-- start --
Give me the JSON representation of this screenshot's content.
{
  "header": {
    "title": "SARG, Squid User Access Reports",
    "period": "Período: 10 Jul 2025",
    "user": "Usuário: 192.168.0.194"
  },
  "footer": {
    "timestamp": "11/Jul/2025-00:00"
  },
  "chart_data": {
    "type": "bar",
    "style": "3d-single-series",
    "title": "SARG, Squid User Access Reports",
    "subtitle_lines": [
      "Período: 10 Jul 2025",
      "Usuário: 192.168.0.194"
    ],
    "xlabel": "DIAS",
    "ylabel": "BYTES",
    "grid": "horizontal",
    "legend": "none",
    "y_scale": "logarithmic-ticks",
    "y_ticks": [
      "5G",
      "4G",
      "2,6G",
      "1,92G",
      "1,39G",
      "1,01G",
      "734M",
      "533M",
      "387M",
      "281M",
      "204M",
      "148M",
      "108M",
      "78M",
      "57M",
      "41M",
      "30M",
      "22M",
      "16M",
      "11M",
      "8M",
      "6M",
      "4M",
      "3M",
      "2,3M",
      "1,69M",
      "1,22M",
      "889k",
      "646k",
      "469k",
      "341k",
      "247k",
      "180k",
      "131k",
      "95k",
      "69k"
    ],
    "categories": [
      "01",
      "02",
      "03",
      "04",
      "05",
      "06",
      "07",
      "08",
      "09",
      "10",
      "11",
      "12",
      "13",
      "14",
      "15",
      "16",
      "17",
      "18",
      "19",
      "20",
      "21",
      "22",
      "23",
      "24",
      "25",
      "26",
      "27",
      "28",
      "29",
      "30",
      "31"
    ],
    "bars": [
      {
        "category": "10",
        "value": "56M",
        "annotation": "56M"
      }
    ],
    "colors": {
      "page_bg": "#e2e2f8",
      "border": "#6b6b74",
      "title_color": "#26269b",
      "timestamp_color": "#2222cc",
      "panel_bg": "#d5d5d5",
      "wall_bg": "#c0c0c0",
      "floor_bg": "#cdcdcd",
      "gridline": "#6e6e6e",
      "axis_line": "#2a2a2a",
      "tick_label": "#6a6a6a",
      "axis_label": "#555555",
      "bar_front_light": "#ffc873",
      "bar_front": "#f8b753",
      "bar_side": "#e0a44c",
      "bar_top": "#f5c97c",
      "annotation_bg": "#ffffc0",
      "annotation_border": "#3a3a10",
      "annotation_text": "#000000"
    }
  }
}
-- end --
» EXERCISE TASK: Tell how many lines in the material above include the word "Período", giving the number only.

» COMPLETED TASK: 2